• [Work to complete]: Return all lines where the word "Horizontal" can be found.

* start Exercise input *

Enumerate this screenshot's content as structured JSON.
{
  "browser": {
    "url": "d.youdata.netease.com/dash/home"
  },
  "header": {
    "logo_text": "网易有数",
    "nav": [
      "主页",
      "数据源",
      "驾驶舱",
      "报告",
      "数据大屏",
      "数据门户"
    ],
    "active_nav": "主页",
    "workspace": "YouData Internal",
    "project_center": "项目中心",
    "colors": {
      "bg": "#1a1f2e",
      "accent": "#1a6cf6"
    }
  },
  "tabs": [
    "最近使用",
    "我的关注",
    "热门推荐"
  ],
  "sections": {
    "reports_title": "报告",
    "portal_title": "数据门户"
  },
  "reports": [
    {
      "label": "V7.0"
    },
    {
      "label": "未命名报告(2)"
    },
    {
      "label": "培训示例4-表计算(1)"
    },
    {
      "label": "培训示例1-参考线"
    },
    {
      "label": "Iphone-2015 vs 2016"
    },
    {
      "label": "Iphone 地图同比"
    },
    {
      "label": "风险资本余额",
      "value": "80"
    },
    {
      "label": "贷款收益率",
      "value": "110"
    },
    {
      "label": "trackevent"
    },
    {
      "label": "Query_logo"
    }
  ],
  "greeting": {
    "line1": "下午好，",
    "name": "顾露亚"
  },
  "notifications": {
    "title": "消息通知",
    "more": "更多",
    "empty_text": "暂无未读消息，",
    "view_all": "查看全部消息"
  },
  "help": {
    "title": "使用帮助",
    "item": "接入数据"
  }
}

* end Exercise input *
* start Exercise input *

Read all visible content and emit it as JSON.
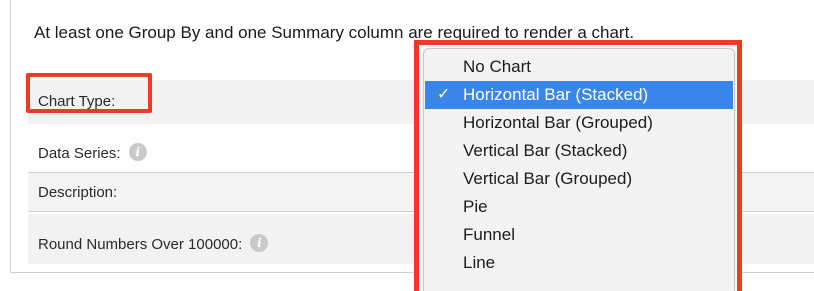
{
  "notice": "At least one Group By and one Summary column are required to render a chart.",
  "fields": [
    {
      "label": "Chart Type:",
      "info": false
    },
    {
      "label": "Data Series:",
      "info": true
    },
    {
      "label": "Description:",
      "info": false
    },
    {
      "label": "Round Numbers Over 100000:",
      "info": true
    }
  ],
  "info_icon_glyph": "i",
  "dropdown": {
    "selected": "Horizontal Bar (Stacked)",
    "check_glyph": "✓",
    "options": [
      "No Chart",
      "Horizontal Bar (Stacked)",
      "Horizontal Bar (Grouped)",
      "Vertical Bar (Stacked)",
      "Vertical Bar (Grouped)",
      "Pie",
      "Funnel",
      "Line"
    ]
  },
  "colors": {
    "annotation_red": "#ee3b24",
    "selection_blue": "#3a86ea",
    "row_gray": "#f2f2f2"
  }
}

* end Exercise input *
* start Exercise input *

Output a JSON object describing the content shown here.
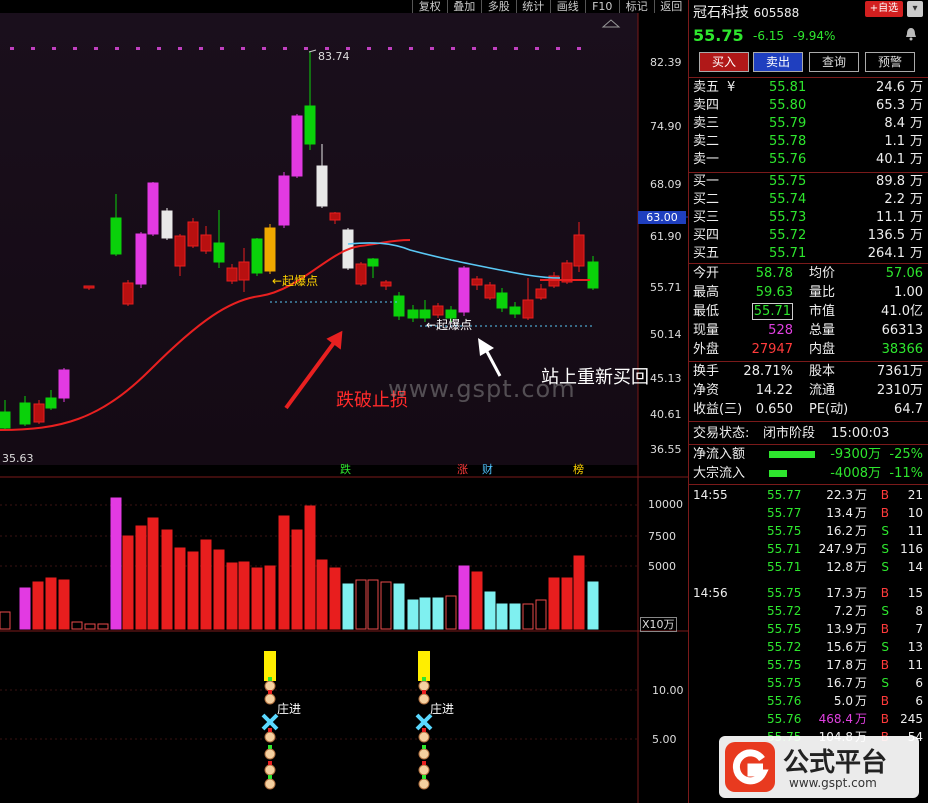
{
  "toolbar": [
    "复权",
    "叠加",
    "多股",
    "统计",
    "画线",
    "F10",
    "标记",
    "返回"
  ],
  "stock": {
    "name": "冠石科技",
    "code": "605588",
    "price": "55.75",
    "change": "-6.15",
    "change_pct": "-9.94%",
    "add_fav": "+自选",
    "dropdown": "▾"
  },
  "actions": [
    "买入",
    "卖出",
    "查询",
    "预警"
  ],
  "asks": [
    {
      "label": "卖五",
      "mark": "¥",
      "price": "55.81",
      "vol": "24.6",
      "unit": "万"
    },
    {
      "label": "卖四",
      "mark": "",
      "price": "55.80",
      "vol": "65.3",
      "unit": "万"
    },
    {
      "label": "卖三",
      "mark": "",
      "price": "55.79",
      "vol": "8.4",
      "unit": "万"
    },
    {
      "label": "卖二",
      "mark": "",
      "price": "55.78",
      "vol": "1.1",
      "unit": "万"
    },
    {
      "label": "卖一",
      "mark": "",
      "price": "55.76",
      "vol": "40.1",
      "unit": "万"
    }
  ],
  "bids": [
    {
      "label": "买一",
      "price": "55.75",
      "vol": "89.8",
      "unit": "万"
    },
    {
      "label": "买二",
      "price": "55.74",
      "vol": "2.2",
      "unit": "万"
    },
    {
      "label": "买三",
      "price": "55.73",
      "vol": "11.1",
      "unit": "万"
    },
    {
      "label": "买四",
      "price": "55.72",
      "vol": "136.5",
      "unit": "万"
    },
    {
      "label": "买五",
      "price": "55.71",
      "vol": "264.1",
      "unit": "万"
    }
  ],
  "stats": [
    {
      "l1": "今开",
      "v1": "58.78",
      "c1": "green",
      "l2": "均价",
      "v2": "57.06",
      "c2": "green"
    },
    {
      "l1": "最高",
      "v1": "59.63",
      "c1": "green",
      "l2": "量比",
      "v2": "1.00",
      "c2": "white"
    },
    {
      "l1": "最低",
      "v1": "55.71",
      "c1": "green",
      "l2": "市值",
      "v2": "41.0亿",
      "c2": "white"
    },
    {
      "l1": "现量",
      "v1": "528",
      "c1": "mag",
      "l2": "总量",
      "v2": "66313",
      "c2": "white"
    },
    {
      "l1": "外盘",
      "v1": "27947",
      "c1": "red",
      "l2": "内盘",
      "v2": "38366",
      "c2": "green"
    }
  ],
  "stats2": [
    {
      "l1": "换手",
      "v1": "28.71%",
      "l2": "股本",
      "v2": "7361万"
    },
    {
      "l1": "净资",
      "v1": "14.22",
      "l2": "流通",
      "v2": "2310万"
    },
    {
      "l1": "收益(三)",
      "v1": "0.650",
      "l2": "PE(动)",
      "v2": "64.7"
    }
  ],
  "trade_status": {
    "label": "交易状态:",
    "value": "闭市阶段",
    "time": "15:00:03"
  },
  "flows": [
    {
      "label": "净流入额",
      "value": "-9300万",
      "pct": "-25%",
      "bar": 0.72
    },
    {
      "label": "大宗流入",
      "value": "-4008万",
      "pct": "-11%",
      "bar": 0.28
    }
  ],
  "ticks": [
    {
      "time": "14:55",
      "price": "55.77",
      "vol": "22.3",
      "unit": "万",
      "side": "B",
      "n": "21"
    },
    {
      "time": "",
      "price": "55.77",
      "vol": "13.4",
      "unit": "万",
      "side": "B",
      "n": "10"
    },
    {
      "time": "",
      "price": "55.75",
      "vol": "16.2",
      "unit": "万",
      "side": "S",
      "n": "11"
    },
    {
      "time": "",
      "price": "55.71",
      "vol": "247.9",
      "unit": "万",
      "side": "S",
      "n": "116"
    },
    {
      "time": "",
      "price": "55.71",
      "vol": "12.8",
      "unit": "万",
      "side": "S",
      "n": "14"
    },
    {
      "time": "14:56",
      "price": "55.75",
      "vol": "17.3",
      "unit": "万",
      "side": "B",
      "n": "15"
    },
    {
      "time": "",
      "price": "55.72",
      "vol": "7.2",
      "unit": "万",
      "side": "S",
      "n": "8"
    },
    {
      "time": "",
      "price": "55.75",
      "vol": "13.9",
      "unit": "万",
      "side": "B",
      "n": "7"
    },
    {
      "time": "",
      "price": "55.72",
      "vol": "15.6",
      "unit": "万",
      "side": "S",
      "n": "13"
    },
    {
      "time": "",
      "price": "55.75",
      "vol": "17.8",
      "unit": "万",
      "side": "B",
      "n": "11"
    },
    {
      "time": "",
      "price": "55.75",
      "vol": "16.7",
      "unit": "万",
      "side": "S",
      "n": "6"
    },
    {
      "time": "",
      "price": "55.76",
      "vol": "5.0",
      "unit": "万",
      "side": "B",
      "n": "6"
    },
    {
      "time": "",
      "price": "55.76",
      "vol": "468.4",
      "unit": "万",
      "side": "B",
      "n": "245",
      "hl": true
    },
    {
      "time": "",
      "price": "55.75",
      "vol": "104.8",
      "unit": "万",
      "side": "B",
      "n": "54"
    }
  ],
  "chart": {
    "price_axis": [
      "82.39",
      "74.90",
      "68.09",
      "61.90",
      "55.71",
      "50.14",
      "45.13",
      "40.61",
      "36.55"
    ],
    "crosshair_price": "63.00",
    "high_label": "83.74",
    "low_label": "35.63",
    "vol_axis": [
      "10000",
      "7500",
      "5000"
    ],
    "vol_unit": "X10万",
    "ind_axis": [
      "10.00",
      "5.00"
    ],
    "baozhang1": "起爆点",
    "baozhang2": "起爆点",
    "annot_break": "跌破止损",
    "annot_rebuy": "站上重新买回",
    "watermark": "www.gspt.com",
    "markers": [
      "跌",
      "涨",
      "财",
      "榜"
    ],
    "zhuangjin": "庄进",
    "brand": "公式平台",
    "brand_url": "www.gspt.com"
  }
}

* end Exercise input *

• [Answer for the task]:
    "selected": "Horizontal Bar (Stacked)",
      "Horizontal Bar (Stacked)",
      "Horizontal Bar (Grouped)",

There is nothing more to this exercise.